TASK
Show all lines from the listing below that contain "this".

ROWS
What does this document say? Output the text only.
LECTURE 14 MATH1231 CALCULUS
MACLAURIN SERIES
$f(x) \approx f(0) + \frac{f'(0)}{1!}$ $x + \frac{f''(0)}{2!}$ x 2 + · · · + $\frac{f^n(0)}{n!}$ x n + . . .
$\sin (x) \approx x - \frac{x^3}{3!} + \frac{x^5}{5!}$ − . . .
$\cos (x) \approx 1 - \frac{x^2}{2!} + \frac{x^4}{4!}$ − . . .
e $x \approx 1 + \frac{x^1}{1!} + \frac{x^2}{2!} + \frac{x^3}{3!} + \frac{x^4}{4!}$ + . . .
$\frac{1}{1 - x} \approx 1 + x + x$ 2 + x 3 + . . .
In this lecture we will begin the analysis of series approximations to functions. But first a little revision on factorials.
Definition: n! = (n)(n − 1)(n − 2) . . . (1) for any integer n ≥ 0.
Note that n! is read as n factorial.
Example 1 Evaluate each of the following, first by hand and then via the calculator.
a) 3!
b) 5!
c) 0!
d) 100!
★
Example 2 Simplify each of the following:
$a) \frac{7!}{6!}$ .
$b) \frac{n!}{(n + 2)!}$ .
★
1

CORRECT ANSWER
What does this document say? Output the text only.
In this lecture we will begin the analysis of series approximations to functions. But first a little revision on factorials.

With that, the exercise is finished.